## What you have to do
Extract each line of the material that follows exactly and omit its pictures.

## Task material

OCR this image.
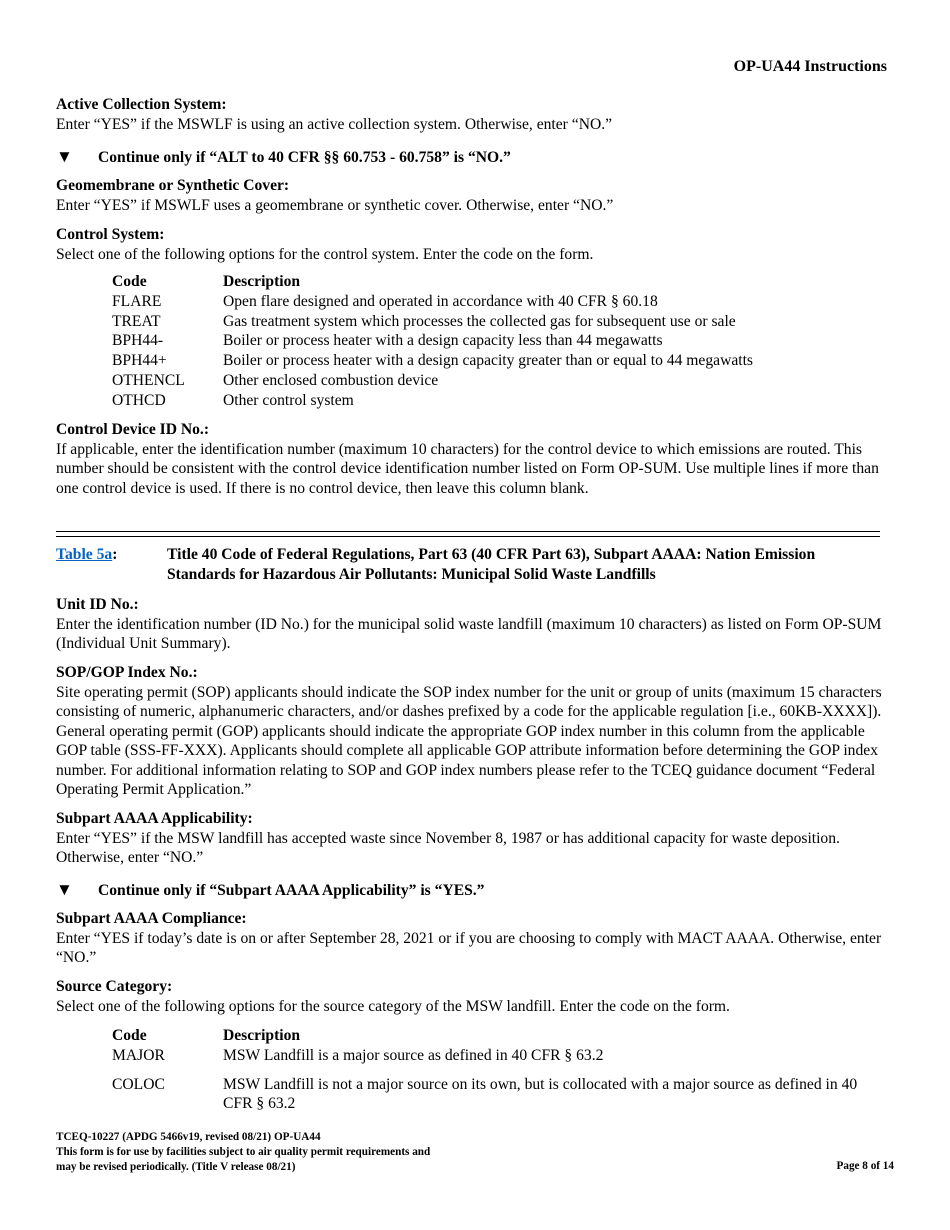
OP-UA44 Instructions
Active Collection System:

Enter “YES” if the MSWLF is using an active collection system. Otherwise, enter “NO.”

▼ Continue only if “ALT to 40 CFR §§ 60.753 - 60.758” is “NO.”
Geomembrane or Synthetic Cover:

Enter “YES” if MSWLF uses a geomembrane or synthetic cover. Otherwise, enter “NO.”

Control System:

Select one of the following options for the control system. Enter the code on the form.

Code	Description
FLARE	Open flare designed and operated in accordance with 40 CFR § 60.18
TREAT	Gas treatment system which processes the collected gas for subsequent use or sale
BPH44-	Boiler or process heater with a design capacity less than 44 megawatts
BPH44+	Boiler or process heater with a design capacity greater than or equal to 44 megawatts
OTHENCL	Other enclosed combustion device
OTHCD	Other control system
Control Device ID No.:

If applicable, enter the identification number (maximum 10 characters) for the control device to which emissions are routed. This number should be consistent with the control device identification number listed on Form OP-SUM. Use multiple lines if more than one control device is used. If there is no control device, then leave this column blank.

Table 5a:	Title 40 Code of Federal Regulations, Part 63 (40 CFR Part 63), Subpart AAAA: Nation Emission Standards for Hazardous Air Pollutants: Municipal Solid Waste Landfills
Unit ID No.:

Enter the identification number (ID No.) for the municipal solid waste landfill (maximum 10 characters) as listed on Form OP-SUM (Individual Unit Summary).

SOP/GOP Index No.:

Site operating permit (SOP) applicants should indicate the SOP index number for the unit or group of units (maximum 15 characters consisting of numeric, alphanumeric characters, and/or dashes prefixed by a code for the applicable regulation [i.e., 60KB-XXXX]). General operating permit (GOP) applicants should indicate the appropriate GOP index number in this column from the applicable GOP table (SSS-FF-XXX). Applicants should complete all applicable GOP attribute information before determining the GOP index number. For additional information relating to SOP and GOP index numbers please refer to the TCEQ guidance document “Federal Operating Permit Application.”

Subpart AAAA Applicability:

Enter “YES” if the MSW landfill has accepted waste since November 8, 1987 or has additional capacity for waste deposition. Otherwise, enter “NO.”

▼ Continue only if “Subpart AAAA Applicability” is “YES.”
Subpart AAAA Compliance:

Enter “YES if today’s date is on or after September 28, 2021 or if you are choosing to comply with MACT AAAA. Otherwise, enter “NO.”

Source Category:

Select one of the following options for the source category of the MSW landfill. Enter the code on the form.

Code	Description
MAJOR	MSW Landfill is a major source as defined in 40 CFR § 63.2
COLOC	MSW Landfill is not a major source on its own, but is collocated with a major source as defined in 40 CFR § 63.2
TCEQ-10227 (APDG 5466v19, revised 08/21) OP-UA44
This form is for use by facilities subject to air quality permit requirements and
may be revised periodically. (Title V release 08/21)	Page 8 of 14
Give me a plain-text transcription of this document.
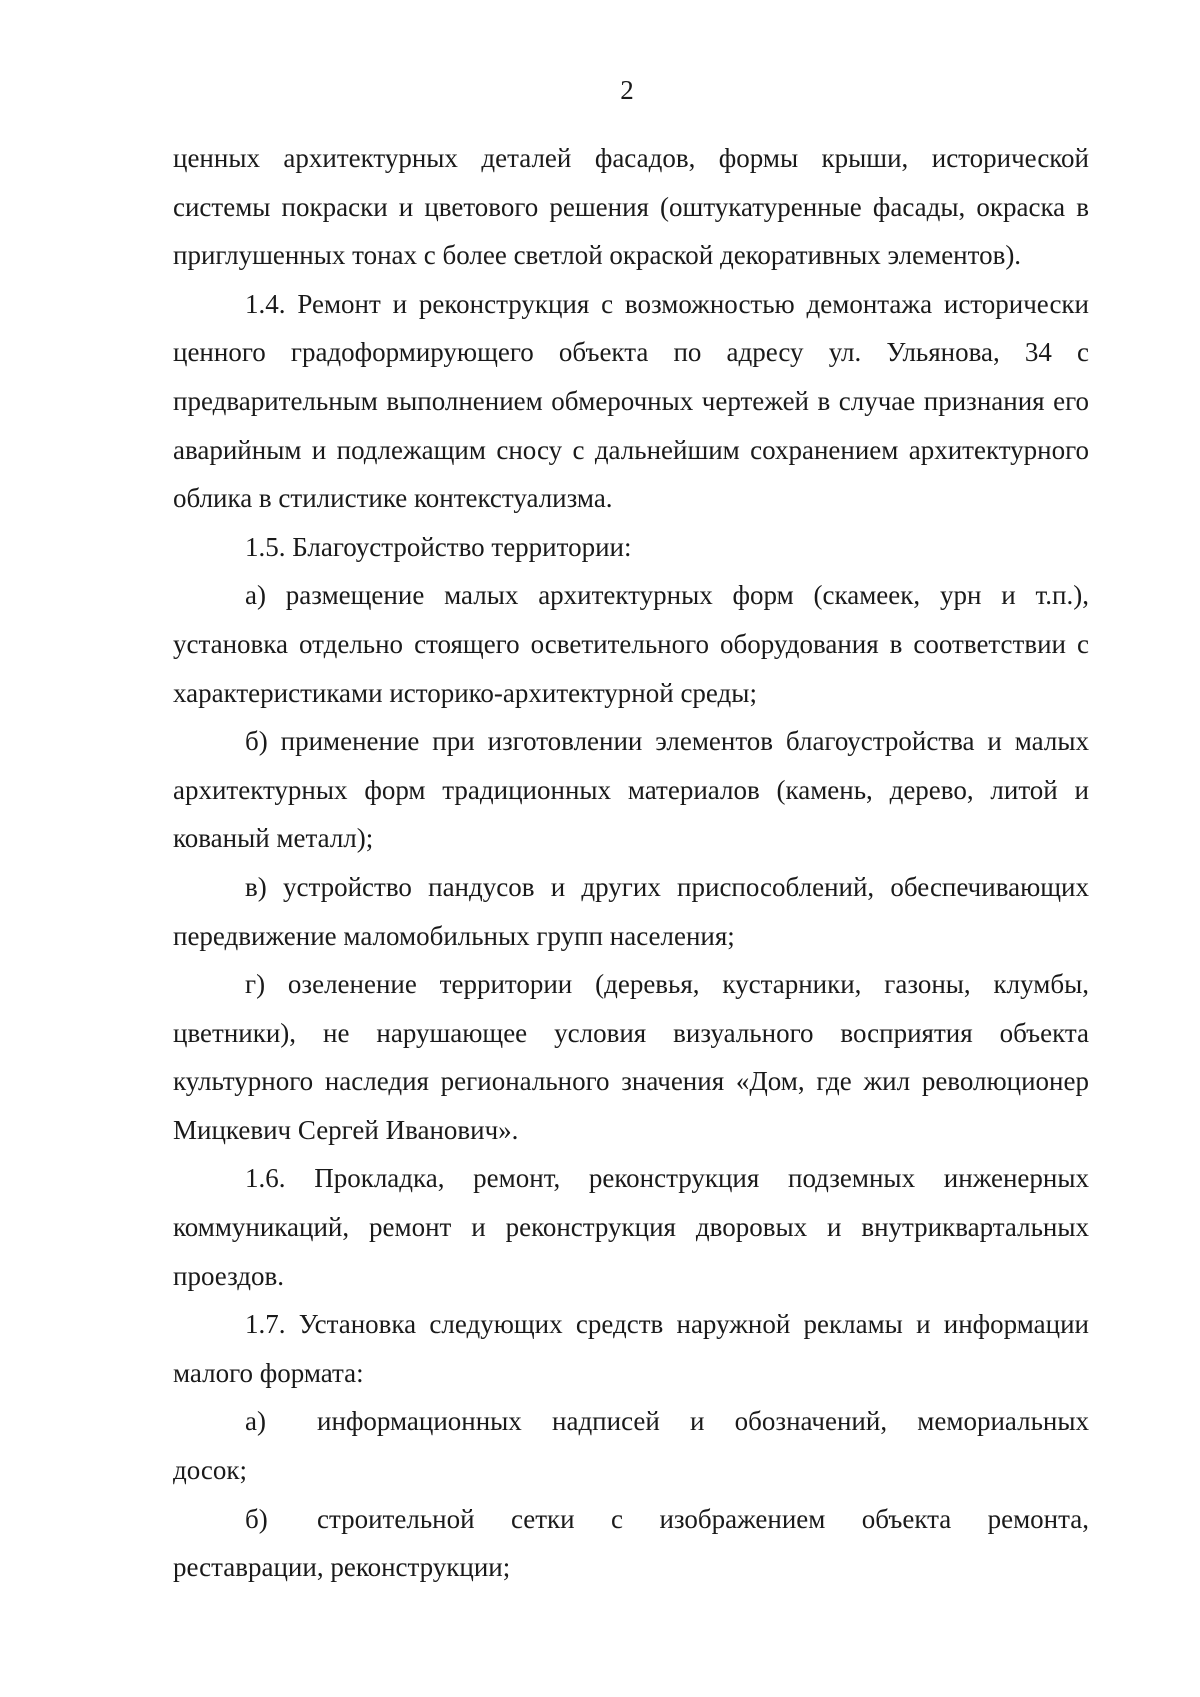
2

ценных архитектурных деталей фасадов, формы крыши, исторической системы покраски и цветового решения (оштукатуренные фасады, окраска в приглушенных тонах с более светлой окраской декоративных элементов).

1.4. Ремонт и реконструкция с возможностью демонтажа исторически ценного градоформирующего объекта по адресу ул. Ульянова, 34 с предварительным выполнением обмерочных чертежей в случае признания его аварийным и подлежащим сносу с дальнейшим сохранением архитектурного облика в стилистике контекстуализма.

1.5. Благоустройство территории:

а) размещение малых архитектурных форм (скамеек, урн и т.п.), установка отдельно стоящего осветительного оборудования в соответствии с характеристиками историко-архитектурной среды;

б) применение при изготовлении элементов благоустройства и малых архитектурных форм традиционных материалов (камень, дерево, литой и кованый металл);

в) устройство пандусов и других приспособлений, обеспечивающих передвижение маломобильных групп населения;

г) озеленение территории (деревья, кустарники, газоны, клумбы, цветники), не нарушающее условия визуального восприятия объекта культурного наследия регионального значения «Дом, где жил революционер Мицкевич Сергей Иванович».

1.6. Прокладка, ремонт, реконструкция подземных инженерных коммуникаций, ремонт и реконструкция дворовых и внутриквартальных проездов.

1.7. Установка следующих средств наружной рекламы и информации малого формата:

а)	информационных надписей и обозначений, мемориальных

досок;

б)	строительной сетки с изображением объекта ремонта,

реставрации, реконструкции;
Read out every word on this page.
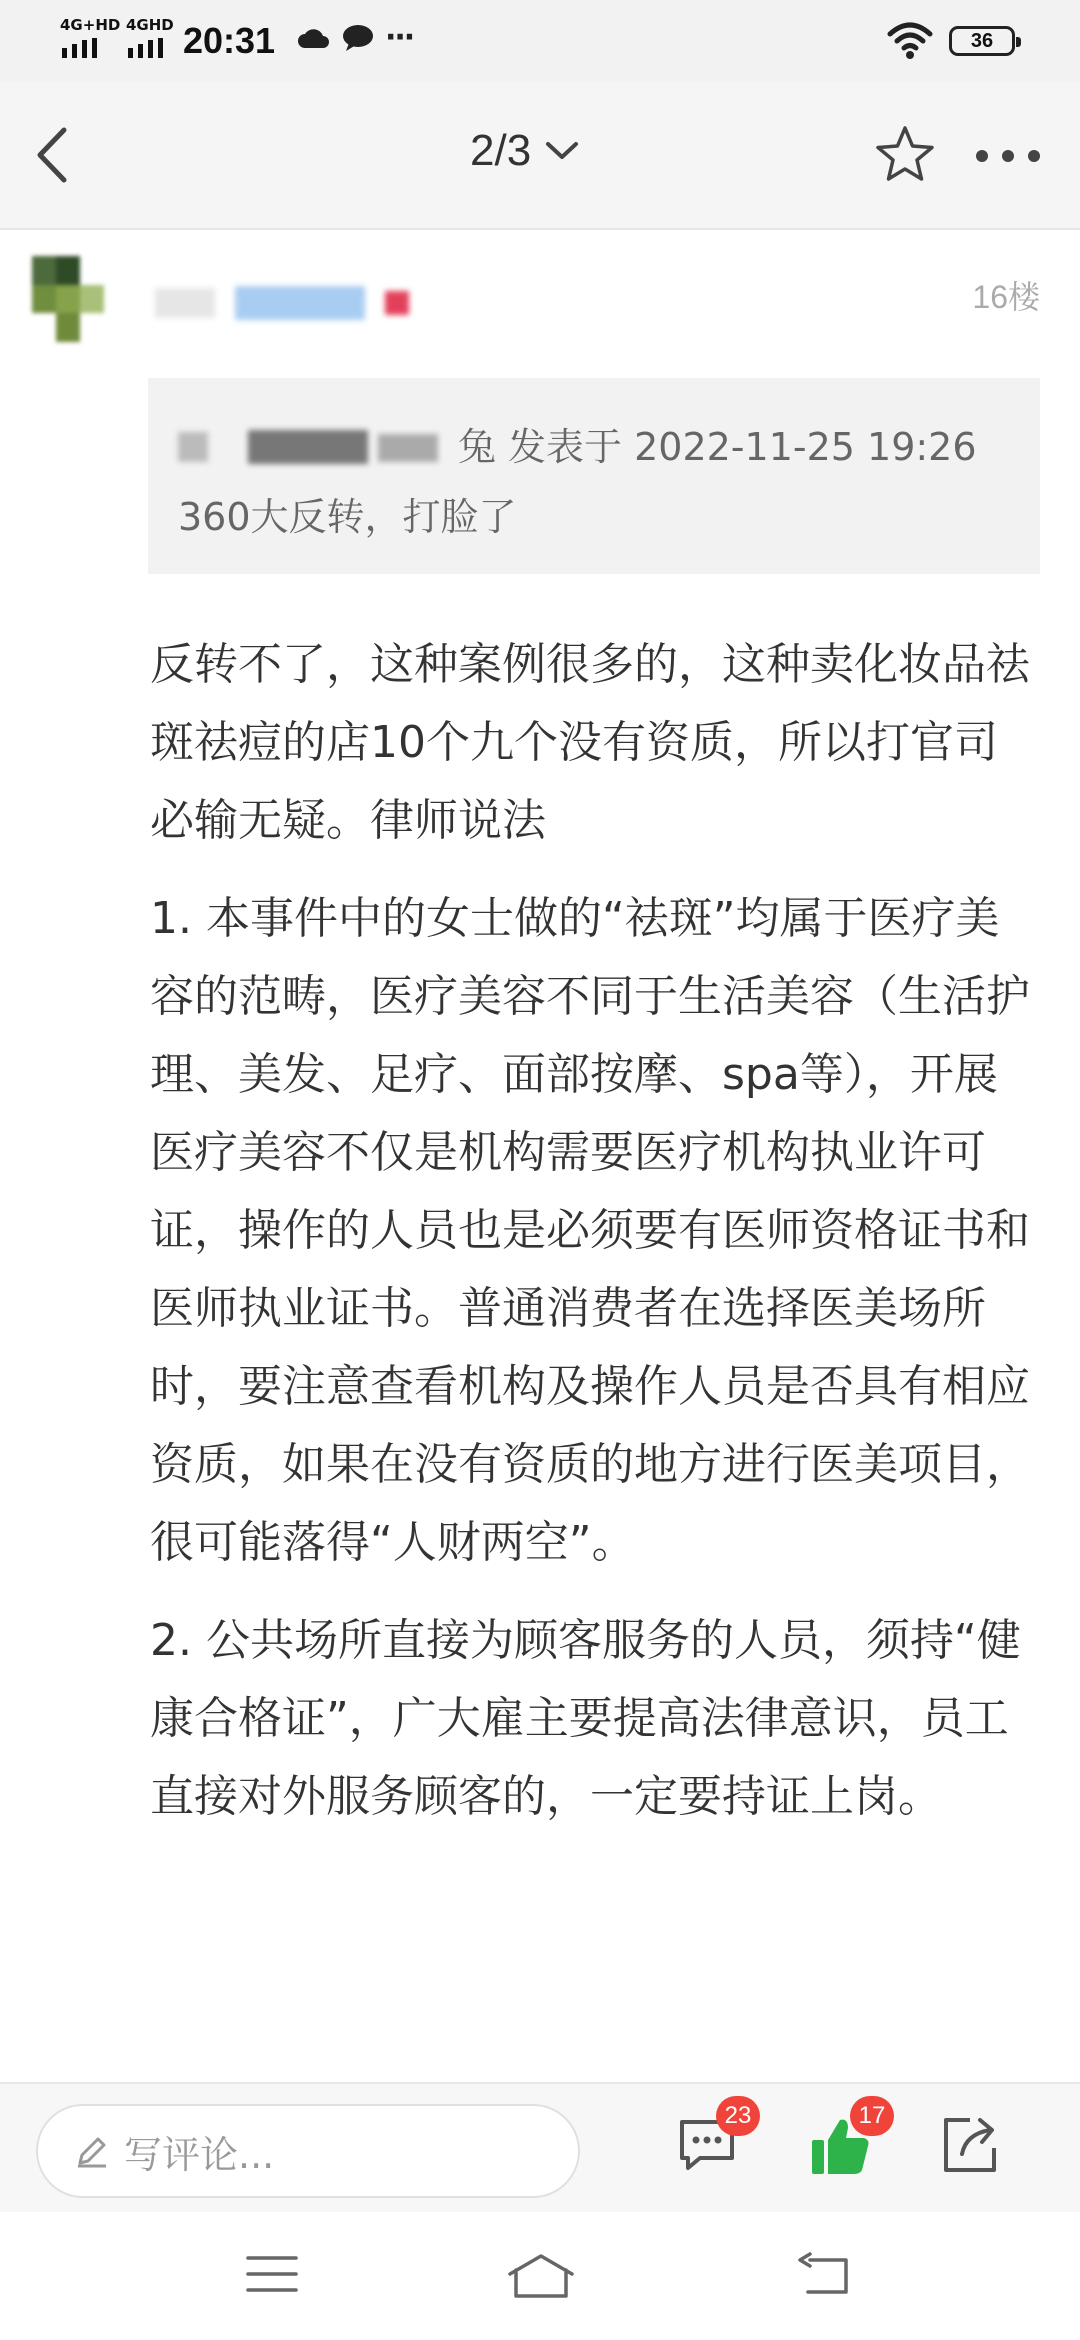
4G+HD 4GHD 20:31	···	36
2/3
16楼
兔 发表于 2022-11-25 19:26
360大反转，打脸了

反转不了，这种案例很多的，这种卖化妆品祛斑祛痘的店10个九个没有资质，所以打官司必输无疑。律师说法

1. 本事件中的女士做的“祛斑”均属于医疗美容的范畴，医疗美容不同于生活美容（生活护理、美发、足疗、面部按摩、spa等），开展医疗美容不仅是机构需要医疗机构执业许可证，操作的人员也是必须要有医师资格证书和医师执业证书。普通消费者在选择医美场所时，要注意查看机构及操作人员是否具有相应资质，如果在没有资质的地方进行医美项目，很可能落得“人财两空”。

2. 公共场所直接为顾客服务的人员，须持“健康合格证”，广大雇主要提高法律意识，员工直接对外服务顾客的，一定要持证上岗。

写评论...
23	17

## Reply
OCR this image.
OP-UA44 Instructions
Active Collection System:

Enter “YES” if the MSWLF is using an active collection system. Otherwise, enter “NO.”

▼ Continue only if “ALT to 40 CFR §§ 60.753 - 60.758” is “NO.”
Geomembrane or Synthetic Cover:

Enter “YES” if MSWLF uses a geomembrane or synthetic cover. Otherwise, enter “NO.”

Control System:

Select one of the following options for the control system. Enter the code on the form.

Code	Description
FLARE	Open flare designed and operated in accordance with 40 CFR § 60.18
TREAT	Gas treatment system which processes the collected gas for subsequent use or sale
BPH44-	Boiler or process heater with a design capacity less than 44 megawatts
BPH44+	Boiler or process heater with a design capacity greater than or equal to 44 megawatts
OTHENCL	Other enclosed combustion device
OTHCD	Other control system
Control Device ID No.:

If applicable, enter the identification number (maximum 10 characters) for the control device to which emissions are routed. This number should be consistent with the control device identification number listed on Form OP-SUM. Use multiple lines if more than one control device is used. If there is no control device, then leave this column blank.

Table 5a:	Title 40 Code of Federal Regulations, Part 63 (40 CFR Part 63), Subpart AAAA: Nation Emission Standards for Hazardous Air Pollutants: Municipal Solid Waste Landfills
Unit ID No.:

Enter the identification number (ID No.) for the municipal solid waste landfill (maximum 10 characters) as listed on Form OP-SUM (Individual Unit Summary).

SOP/GOP Index No.:

Site operating permit (SOP) applicants should indicate the SOP index number for the unit or group of units (maximum 15 characters consisting of numeric, alphanumeric characters, and/or dashes prefixed by a code for the applicable regulation [i.e., 60KB-XXXX]). General operating permit (GOP) applicants should indicate the appropriate GOP index number in this column from the applicable GOP table (SSS-FF-XXX). Applicants should complete all applicable GOP attribute information before determining the GOP index number. For additional information relating to SOP and GOP index numbers please refer to the TCEQ guidance document “Federal Operating Permit Application.”

Subpart AAAA Applicability:

Enter “YES” if the MSW landfill has accepted waste since November 8, 1987 or has additional capacity for waste deposition. Otherwise, enter “NO.”

▼ Continue only if “Subpart AAAA Applicability” is “YES.”
Subpart AAAA Compliance:

Enter “YES if today’s date is on or after September 28, 2021 or if you are choosing to comply with MACT AAAA. Otherwise, enter “NO.”

Source Category:

Select one of the following options for the source category of the MSW landfill. Enter the code on the form.

Code	Description
MAJOR	MSW Landfill is a major source as defined in 40 CFR § 63.2
COLOC	MSW Landfill is not a major source on its own, but is collocated with a major source as defined in 40 CFR § 63.2
TCEQ-10227 (APDG 5466v19, revised 08/21) OP-UA44
This form is for use by facilities subject to air quality permit requirements and
may be revised periodically. (Title V release 08/21)	Page 8 of 14
Give me a plain-text transcription of this document.
2

ценных архитектурных деталей фасадов, формы крыши, исторической системы покраски и цветового решения (оштукатуренные фасады, окраска в приглушенных тонах с более светлой окраской декоративных элементов).

1.4. Ремонт и реконструкция с возможностью демонтажа исторически ценного градоформирующего объекта по адресу ул. Ульянова, 34 с предварительным выполнением обмерочных чертежей в случае признания его аварийным и подлежащим сносу с дальнейшим сохранением архитектурного облика в стилистике контекстуализма.

1.5. Благоустройство территории:

а) размещение малых архитектурных форм (скамеек, урн и т.п.), установка отдельно стоящего осветительного оборудования в соответствии с характеристиками историко-архитектурной среды;

б) применение при изготовлении элементов благоустройства и малых архитектурных форм традиционных материалов (камень, дерево, литой и кованый металл);

в) устройство пандусов и других приспособлений, обеспечивающих передвижение маломобильных групп населения;

г) озеленение территории (деревья, кустарники, газоны, клумбы, цветники), не нарушающее условия визуального восприятия объекта культурного наследия регионального значения «Дом, где жил революционер Мицкевич Сергей Иванович».

1.6. Прокладка, ремонт, реконструкция подземных инженерных коммуникаций, ремонт и реконструкция дворовых и внутриквартальных проездов.

1.7. Установка следующих средств наружной рекламы и информации малого формата:

а)	информационных надписей и обозначений, мемориальных

досок;

б)	строительной сетки с изображением объекта ремонта,

реставрации, реконструкции;
Read out every word on this page.
4G+HD 4GHD 20:31	···	36
2/3
16楼
兔 发表于 2022-11-25 19:26
360大反转，打脸了

反转不了，这种案例很多的，这种卖化妆品祛斑祛痘的店10个九个没有资质，所以打官司必输无疑。律师说法

1. 本事件中的女士做的“祛斑”均属于医疗美容的范畴，医疗美容不同于生活美容（生活护理、美发、足疗、面部按摩、spa等），开展医疗美容不仅是机构需要医疗机构执业许可证，操作的人员也是必须要有医师资格证书和医师执业证书。普通消费者在选择医美场所时，要注意查看机构及操作人员是否具有相应资质，如果在没有资质的地方进行医美项目，很可能落得“人财两空”。

2. 公共场所直接为顾客服务的人员，须持“健康合格证”，广大雇主要提高法律意识，员工直接对外服务顾客的，一定要持证上岗。

写评论...
23	17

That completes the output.